AVAILABLE DATA:
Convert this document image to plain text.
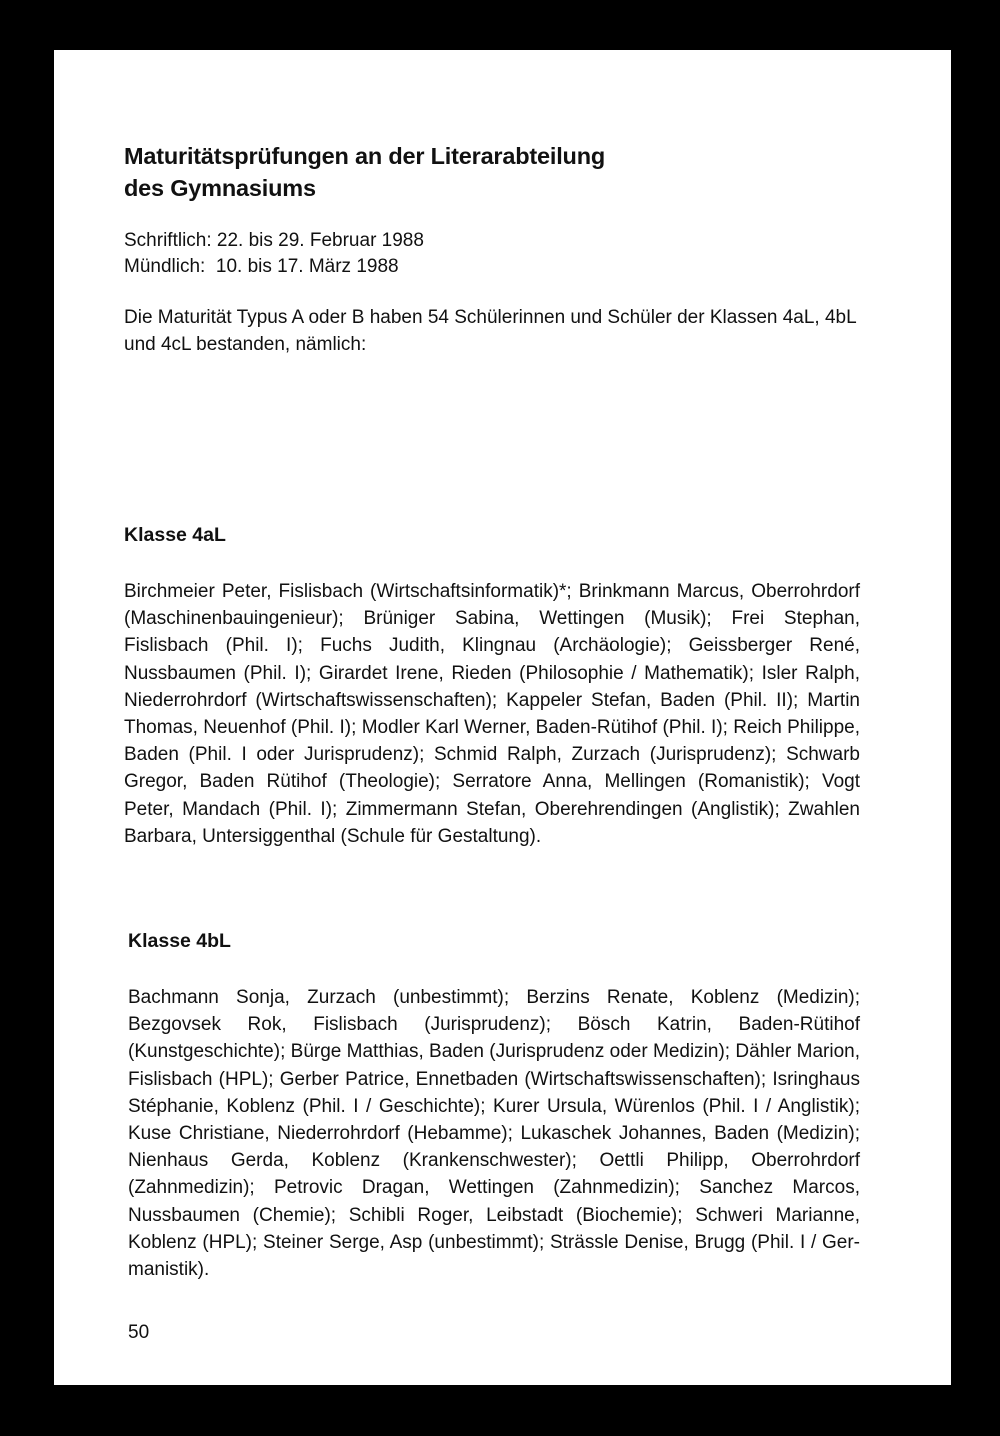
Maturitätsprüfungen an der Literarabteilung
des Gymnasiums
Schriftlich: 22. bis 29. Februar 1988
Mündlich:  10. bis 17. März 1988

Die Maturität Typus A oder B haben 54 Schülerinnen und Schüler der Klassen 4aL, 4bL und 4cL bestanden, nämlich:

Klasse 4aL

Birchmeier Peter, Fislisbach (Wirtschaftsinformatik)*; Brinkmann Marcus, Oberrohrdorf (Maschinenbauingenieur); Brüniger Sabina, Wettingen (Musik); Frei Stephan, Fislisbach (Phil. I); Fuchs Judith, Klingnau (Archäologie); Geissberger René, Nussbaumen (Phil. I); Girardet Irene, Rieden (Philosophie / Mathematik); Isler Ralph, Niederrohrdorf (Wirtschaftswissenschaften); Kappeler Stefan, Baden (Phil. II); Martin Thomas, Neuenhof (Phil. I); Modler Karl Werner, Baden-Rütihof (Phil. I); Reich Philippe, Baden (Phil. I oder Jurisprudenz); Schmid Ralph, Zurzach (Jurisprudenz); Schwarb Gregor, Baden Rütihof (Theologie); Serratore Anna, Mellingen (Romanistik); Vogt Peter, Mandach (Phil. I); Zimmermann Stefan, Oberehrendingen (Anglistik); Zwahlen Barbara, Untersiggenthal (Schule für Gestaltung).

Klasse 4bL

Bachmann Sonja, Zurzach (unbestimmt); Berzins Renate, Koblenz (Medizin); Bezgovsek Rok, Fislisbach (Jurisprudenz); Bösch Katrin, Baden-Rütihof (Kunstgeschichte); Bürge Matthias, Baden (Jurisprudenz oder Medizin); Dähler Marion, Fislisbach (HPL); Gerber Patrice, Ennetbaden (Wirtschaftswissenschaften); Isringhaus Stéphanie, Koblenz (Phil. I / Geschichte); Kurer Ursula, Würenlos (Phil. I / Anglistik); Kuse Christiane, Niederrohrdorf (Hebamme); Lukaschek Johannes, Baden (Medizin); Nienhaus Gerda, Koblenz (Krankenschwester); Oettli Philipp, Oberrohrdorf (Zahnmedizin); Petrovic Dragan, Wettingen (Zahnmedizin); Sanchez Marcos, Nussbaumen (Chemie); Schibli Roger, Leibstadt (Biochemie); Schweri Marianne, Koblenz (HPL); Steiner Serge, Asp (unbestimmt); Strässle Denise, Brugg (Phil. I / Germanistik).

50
==
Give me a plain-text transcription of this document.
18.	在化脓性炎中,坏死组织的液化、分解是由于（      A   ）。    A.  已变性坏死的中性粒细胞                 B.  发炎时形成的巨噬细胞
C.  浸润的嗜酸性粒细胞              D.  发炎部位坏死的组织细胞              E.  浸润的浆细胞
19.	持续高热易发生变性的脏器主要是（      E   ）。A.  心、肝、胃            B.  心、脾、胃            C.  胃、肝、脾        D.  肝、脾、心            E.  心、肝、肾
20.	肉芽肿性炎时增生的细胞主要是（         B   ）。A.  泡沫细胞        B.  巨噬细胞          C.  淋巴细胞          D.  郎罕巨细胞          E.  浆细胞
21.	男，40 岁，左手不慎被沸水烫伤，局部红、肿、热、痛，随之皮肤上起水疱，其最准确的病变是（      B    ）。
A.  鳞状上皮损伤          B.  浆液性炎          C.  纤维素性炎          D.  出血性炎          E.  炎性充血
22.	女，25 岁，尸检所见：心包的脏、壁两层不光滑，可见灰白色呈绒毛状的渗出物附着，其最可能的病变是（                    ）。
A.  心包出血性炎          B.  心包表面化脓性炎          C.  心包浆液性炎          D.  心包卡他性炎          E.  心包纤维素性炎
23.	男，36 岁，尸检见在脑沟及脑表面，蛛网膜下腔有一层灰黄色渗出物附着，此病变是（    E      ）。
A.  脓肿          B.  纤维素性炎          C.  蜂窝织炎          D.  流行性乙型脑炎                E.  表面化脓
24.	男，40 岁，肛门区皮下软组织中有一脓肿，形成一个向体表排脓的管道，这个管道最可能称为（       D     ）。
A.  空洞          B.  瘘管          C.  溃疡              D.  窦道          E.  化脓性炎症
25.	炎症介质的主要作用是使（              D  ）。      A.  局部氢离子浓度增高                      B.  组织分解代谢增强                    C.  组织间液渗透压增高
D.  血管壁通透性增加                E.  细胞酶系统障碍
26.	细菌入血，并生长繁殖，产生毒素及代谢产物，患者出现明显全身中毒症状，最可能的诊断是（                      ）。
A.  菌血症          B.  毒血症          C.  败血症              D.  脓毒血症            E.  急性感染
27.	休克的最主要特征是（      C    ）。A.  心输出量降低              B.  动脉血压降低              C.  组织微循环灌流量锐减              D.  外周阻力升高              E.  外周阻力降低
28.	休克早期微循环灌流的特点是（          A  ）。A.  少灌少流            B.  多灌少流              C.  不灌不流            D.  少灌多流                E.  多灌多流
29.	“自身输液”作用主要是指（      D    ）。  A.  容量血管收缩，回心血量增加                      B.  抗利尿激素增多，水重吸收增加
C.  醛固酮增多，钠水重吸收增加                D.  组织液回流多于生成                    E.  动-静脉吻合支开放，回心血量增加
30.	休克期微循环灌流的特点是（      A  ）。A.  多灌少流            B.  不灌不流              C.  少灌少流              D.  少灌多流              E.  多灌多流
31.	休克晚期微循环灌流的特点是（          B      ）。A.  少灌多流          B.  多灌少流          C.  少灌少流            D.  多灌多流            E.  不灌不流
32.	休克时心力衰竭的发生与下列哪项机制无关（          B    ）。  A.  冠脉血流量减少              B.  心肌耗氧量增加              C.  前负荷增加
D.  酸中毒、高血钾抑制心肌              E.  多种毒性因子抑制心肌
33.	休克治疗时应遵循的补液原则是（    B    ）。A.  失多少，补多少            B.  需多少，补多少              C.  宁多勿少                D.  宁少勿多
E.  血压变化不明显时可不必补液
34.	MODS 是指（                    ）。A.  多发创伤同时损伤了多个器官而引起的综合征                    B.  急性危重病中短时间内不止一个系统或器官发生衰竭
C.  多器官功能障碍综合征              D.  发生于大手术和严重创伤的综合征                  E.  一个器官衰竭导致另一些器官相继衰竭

WORK REQUIRED: Return every line in the listing that contains the word "this".

REPLY TO THE EXERCISE:
Convert this document image to plain text.
Give me a plain-text transcription of this document.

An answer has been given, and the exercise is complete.